• REQUIRED TASK:
Without including any pictures, write out the listing below exactly.

• INPUT RECORDS:
[start]

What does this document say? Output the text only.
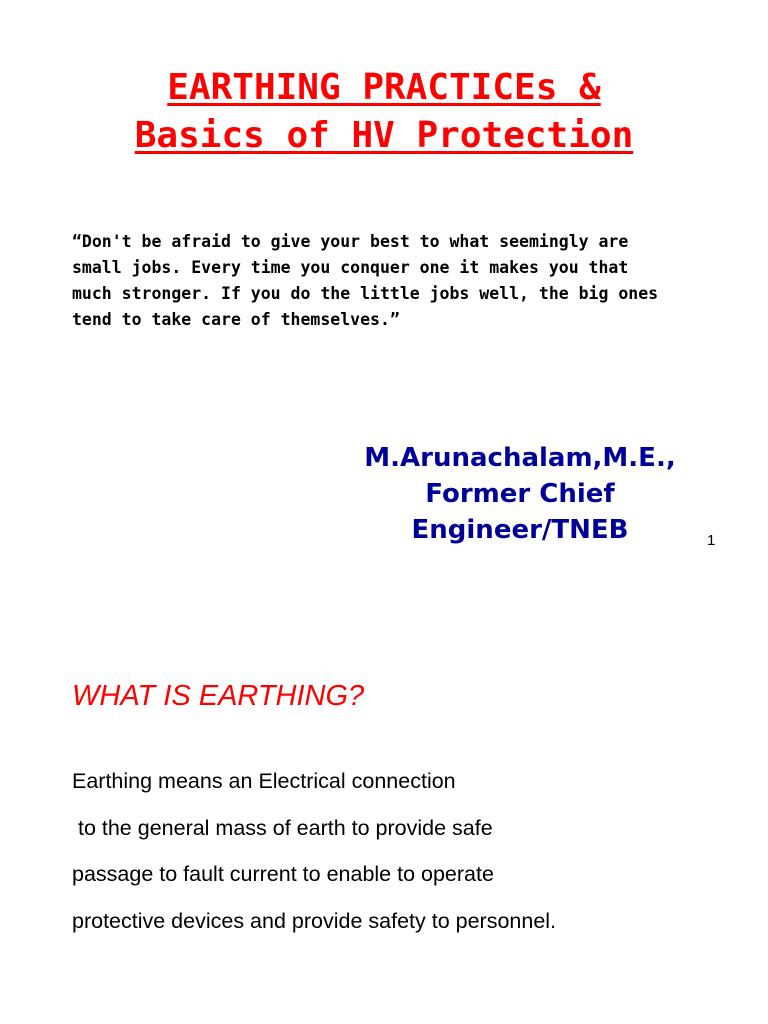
EARTHING PRACTICEs &
Basics of HV Protection
“Don't be afraid to give your best to what seemingly are
small jobs. Every time you conquer one it makes you that
much stronger. If you do the little jobs well, the big ones
tend to take care of themselves.”
M.Arunachalam,M.E.,
Former Chief
Engineer/TNEB	1
WHAT IS EARTHING?
Earthing means an Electrical connection
to the general mass of earth to provide safe
passage to fault current to enable to operate
protective devices and provide safety to personnel.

[end]

• CORRECT RESPONSE:
What does this document say? Output the text only.
EARTHING PRACTICEs &
Basics of HV Protection
“Don't be afraid to give your best to what seemingly are
small jobs. Every time you conquer one it makes you that
much stronger. If you do the little jobs well, the big ones
tend to take care of themselves.”
M.Arunachalam,M.E.,
Former Chief
Engineer/TNEB	1
WHAT IS EARTHING?
Earthing means an Electrical connection
to the general mass of earth to provide safe
passage to fault current to enable to operate
protective devices and provide safety to personnel.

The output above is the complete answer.